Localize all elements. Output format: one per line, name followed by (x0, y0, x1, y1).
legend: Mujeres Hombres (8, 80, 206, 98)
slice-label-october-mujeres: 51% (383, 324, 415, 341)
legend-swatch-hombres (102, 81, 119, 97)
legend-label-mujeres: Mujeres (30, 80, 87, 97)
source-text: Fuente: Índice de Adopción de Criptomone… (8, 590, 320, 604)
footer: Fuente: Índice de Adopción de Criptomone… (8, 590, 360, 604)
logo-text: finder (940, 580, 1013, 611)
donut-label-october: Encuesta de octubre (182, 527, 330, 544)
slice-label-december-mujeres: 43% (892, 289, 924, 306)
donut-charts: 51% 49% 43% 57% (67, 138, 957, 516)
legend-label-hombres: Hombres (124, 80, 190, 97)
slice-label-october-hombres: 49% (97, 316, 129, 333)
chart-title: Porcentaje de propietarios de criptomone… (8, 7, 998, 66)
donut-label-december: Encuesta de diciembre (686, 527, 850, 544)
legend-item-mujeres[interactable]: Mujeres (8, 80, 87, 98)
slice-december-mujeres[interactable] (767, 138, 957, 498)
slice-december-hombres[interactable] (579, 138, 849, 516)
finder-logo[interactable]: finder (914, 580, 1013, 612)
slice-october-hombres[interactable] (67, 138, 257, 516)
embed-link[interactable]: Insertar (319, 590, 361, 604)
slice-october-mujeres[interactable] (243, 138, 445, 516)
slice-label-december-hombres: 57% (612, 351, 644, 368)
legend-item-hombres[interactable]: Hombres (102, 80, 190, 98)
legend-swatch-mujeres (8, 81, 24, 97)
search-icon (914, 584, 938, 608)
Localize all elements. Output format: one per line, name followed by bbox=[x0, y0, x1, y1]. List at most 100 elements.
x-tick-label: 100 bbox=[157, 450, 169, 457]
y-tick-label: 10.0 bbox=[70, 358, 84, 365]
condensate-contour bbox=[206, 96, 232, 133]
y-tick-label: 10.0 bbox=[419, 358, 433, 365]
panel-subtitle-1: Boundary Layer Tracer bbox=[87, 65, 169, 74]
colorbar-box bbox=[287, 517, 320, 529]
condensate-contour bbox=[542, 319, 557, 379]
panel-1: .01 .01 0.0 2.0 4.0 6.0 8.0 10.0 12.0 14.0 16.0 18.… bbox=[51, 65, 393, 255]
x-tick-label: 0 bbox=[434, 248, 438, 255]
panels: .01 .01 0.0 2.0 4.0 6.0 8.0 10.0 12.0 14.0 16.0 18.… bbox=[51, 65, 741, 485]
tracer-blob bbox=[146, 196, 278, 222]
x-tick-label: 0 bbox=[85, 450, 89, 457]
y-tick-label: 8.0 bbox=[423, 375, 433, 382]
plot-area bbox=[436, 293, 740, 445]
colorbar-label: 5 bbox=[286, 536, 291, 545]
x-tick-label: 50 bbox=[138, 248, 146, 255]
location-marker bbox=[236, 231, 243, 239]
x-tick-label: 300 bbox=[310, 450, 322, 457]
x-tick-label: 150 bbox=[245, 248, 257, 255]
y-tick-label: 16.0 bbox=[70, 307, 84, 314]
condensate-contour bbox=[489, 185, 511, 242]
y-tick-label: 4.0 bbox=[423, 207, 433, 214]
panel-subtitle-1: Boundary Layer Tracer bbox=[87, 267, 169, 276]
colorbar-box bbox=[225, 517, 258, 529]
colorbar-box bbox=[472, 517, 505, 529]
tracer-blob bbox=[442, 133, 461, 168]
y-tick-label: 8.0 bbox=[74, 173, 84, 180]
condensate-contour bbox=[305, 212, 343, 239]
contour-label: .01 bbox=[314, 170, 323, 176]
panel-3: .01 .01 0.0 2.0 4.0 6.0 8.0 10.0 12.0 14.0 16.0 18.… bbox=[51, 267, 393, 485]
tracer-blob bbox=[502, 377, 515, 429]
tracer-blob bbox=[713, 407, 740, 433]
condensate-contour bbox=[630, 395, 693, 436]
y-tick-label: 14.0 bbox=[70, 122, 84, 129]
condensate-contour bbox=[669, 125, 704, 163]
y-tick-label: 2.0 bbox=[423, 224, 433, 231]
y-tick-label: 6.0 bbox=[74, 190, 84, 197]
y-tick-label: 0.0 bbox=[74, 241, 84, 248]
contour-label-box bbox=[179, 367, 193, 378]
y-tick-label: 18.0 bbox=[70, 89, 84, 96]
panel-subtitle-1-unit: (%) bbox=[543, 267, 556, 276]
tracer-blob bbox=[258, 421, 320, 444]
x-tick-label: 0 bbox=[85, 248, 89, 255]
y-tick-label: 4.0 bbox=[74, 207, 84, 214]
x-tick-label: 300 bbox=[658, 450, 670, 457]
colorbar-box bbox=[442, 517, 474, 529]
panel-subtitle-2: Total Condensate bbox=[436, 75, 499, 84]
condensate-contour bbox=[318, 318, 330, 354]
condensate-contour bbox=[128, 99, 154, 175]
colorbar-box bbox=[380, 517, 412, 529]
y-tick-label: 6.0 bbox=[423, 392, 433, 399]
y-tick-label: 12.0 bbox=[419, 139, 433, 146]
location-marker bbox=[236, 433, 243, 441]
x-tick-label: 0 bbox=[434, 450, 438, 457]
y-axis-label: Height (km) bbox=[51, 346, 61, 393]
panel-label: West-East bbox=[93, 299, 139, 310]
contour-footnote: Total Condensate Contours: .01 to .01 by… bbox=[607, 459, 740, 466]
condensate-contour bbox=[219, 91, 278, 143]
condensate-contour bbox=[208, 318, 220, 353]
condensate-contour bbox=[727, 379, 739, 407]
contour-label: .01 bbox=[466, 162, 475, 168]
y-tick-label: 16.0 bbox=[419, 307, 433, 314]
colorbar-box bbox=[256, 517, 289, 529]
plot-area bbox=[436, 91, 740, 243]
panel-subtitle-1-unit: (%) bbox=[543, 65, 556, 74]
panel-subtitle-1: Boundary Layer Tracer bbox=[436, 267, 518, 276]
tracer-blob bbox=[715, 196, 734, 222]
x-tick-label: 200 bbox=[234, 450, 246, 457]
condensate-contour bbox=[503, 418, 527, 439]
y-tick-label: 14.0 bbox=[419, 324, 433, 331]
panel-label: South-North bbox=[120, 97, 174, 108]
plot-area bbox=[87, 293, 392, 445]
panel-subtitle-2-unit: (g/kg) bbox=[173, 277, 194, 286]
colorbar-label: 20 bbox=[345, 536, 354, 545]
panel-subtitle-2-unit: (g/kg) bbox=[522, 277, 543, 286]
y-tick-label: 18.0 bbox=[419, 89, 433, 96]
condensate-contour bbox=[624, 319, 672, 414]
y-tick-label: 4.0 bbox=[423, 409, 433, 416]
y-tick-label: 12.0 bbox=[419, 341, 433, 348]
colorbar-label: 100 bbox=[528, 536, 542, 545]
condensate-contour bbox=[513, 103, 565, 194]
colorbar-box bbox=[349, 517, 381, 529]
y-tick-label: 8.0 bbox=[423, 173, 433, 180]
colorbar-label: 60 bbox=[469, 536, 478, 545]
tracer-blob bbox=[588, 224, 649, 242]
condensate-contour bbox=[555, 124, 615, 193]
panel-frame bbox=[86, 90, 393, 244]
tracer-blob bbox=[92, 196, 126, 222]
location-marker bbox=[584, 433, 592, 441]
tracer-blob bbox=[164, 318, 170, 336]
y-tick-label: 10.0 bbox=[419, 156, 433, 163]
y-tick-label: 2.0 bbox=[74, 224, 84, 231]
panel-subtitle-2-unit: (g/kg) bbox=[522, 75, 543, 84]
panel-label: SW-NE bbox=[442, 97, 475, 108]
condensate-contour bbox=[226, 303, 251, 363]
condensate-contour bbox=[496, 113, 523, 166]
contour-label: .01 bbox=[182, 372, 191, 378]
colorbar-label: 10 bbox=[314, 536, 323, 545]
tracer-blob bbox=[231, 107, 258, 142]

-------

▶ **Exercise**
Copy out everything in the listing above, from its first line down to the line containing "donut-label-october: Encuesta de", with both ends included.

▶ **Solution to this problem**
Localize all elements. Output format: one per line, name followed by (x0, y0, x1, y1).
legend: Mujeres Hombres (8, 80, 206, 98)
slice-label-october-mujeres: 51% (383, 324, 415, 341)
legend-swatch-hombres (102, 81, 119, 97)
legend-label-mujeres: Mujeres (30, 80, 87, 97)
source-text: Fuente: Índice de Adopción de Criptomone… (8, 590, 320, 604)
footer: Fuente: Índice de Adopción de Criptomone… (8, 590, 360, 604)
logo-text: finder (940, 580, 1013, 611)
donut-label-october: Encuesta de octubre (182, 527, 330, 544)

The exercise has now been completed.